DATA EXTRACT =>

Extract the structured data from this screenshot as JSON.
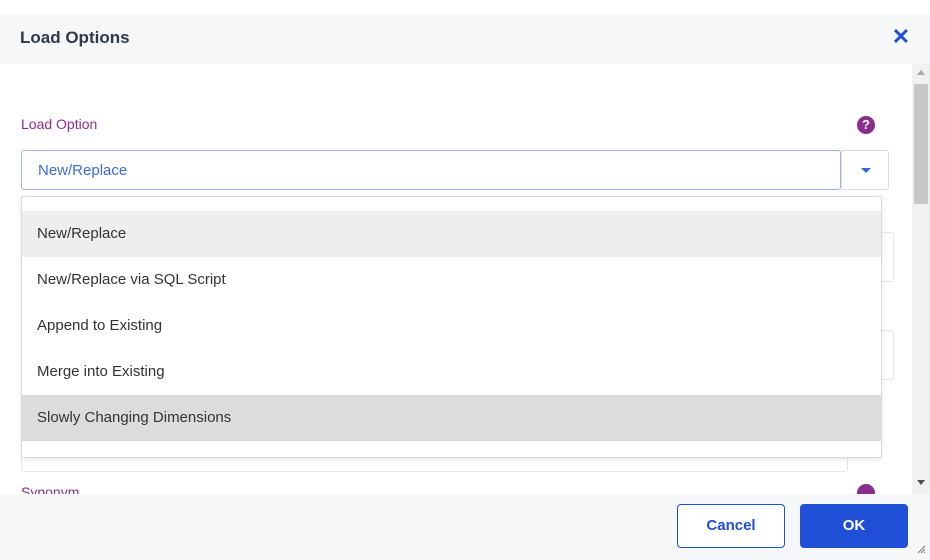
{
  "dialog": {
    "title": "Load Options",
    "close_glyph": "✕"
  },
  "fields": {
    "load_option": {
      "label": "Load Option",
      "help_glyph": "?",
      "selected_value": "New/Replace"
    },
    "next_label_partial": "Synonym"
  },
  "dropdown": {
    "options": [
      "New/Replace",
      "New/Replace via SQL Script",
      "Append to Existing",
      "Merge into Existing",
      "Slowly Changing Dimensions"
    ]
  },
  "footer": {
    "cancel_label": "Cancel",
    "ok_label": "OK"
  },
  "colors": {
    "accent": "#1f4fd6",
    "label_purple": "#8a2d8f",
    "selected_text": "#3b6bdc"
  },
  "icons": [
    "close-icon",
    "help-icon",
    "chevron-down-icon",
    "resize-grip-icon"
  ]
}
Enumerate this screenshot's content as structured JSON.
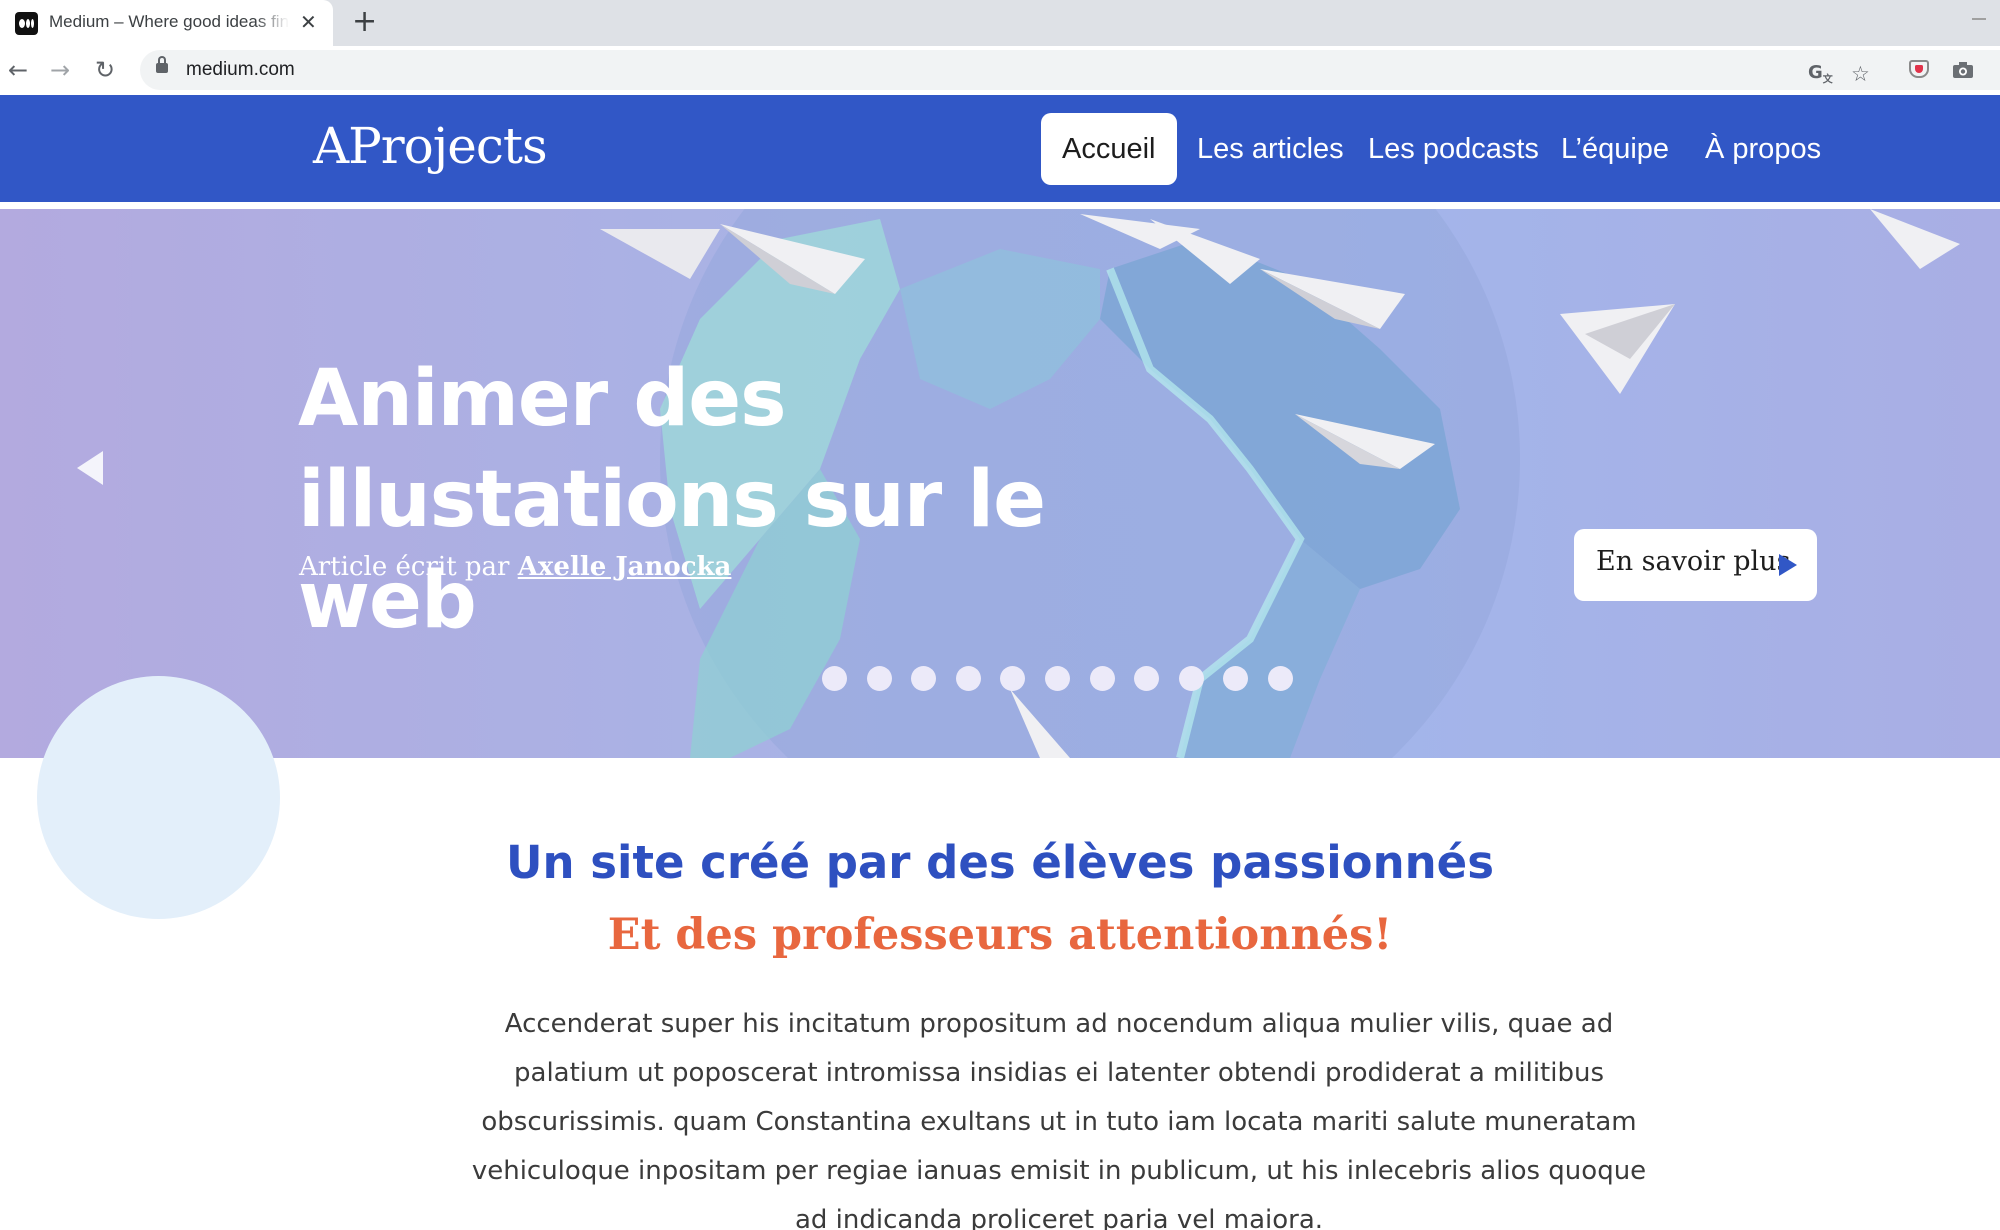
{
  "browser": {
    "tab_title": "Medium – Where good ideas find",
    "tab_favicon": "medium-logo-icon",
    "url": "medium.com",
    "toolbar_icons": [
      "back-icon",
      "forward-icon",
      "reload-icon",
      "lock-icon",
      "translate-icon",
      "star-icon",
      "pocket-icon",
      "camera-icon"
    ]
  },
  "site": {
    "brand": "AProjects",
    "nav": [
      {
        "label": "Accueil",
        "active": true
      },
      {
        "label": "Les articles",
        "active": false
      },
      {
        "label": "Les podcasts",
        "active": false
      },
      {
        "label": "L’équipe",
        "active": false
      },
      {
        "label": "À propos",
        "active": false
      }
    ],
    "colors": {
      "primary": "#3157c6",
      "accent": "#e8673f",
      "title": "#2e50c0"
    }
  },
  "hero": {
    "title_line1": "Animer des",
    "title_line2": "illustations sur le web",
    "byline_prefix": "Article écrit par ",
    "author": "Axelle Janocka",
    "cta_label": "En savoir plus",
    "slide_count": 11,
    "active_slide": 1
  },
  "content": {
    "title": "Un site créé par des élèves passionnés",
    "subtitle": "Et des professeurs attentionnés!",
    "paragraph": "Accenderat super his incitatum propositum ad nocendum aliqua mulier vilis, quae ad palatium ut poposcerat intromissa insidias ei latenter obtendi prodiderat a militibus obscurissimis. quam Constantina exultans ut in tuto iam locata mariti salute muneratam vehiculoque inpositam per regiae ianuas emisit in publicum, ut his inlecebris alios quoque ad indicanda proliceret paria vel maiora."
  }
}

JOB => Restate the data above exactly, stripping out each image.

THE SOLUTION =>
Extract the structured data from this screenshot as JSON.
{
  "dialog": {
    "title": "Load Options",
    "close_glyph": "✕"
  },
  "fields": {
    "load_option": {
      "label": "Load Option",
      "help_glyph": "?",
      "selected_value": "New/Replace"
    },
    "next_label_partial": "Synonym"
  },
  "dropdown": {
    "options": [
      "New/Replace",
      "New/Replace via SQL Script",
      "Append to Existing",
      "Merge into Existing",
      "Slowly Changing Dimensions"
    ]
  },
  "footer": {
    "cancel_label": "Cancel",
    "ok_label": "OK"
  },
  "colors": {
    "accent": "#1f4fd6",
    "label_purple": "#8a2d8f",
    "selected_text": "#3b6bdc"
  },
  "icons": [
    "close-icon",
    "help-icon",
    "chevron-down-icon",
    "resize-grip-icon"
  ]
}
Enumerate this screenshot's content as structured JSON.
{
  "browser": {
    "tab_title": "Medium – Where good ideas find",
    "tab_favicon": "medium-logo-icon",
    "url": "medium.com",
    "toolbar_icons": [
      "back-icon",
      "forward-icon",
      "reload-icon",
      "lock-icon",
      "translate-icon",
      "star-icon",
      "pocket-icon",
      "camera-icon"
    ]
  },
  "site": {
    "brand": "AProjects",
    "nav": [
      {
        "label": "Accueil",
        "active": true
      },
      {
        "label": "Les articles",
        "active": false
      },
      {
        "label": "Les podcasts",
        "active": false
      },
      {
        "label": "L’équipe",
        "active": false
      },
      {
        "label": "À propos",
        "active": false
      }
    ],
    "colors": {
      "primary": "#3157c6",
      "accent": "#e8673f",
      "title": "#2e50c0"
    }
  },
  "hero": {
    "title_line1": "Animer des",
    "title_line2": "illustations sur le web",
    "byline_prefix": "Article écrit par ",
    "author": "Axelle Janocka",
    "cta_label": "En savoir plus",
    "slide_count": 11,
    "active_slide": 1
  },
  "content": {
    "title": "Un site créé par des élèves passionnés",
    "subtitle": "Et des professeurs attentionnés!",
    "paragraph": "Accenderat super his incitatum propositum ad nocendum aliqua mulier vilis, quae ad palatium ut poposcerat intromissa insidias ei latenter obtendi prodiderat a militibus obscurissimis. quam Constantina exultans ut in tuto iam locata mariti salute muneratam vehiculoque inpositam per regiae ianuas emisit in publicum, ut his inlecebris alios quoque ad indicanda proliceret paria vel maiora."
  }
}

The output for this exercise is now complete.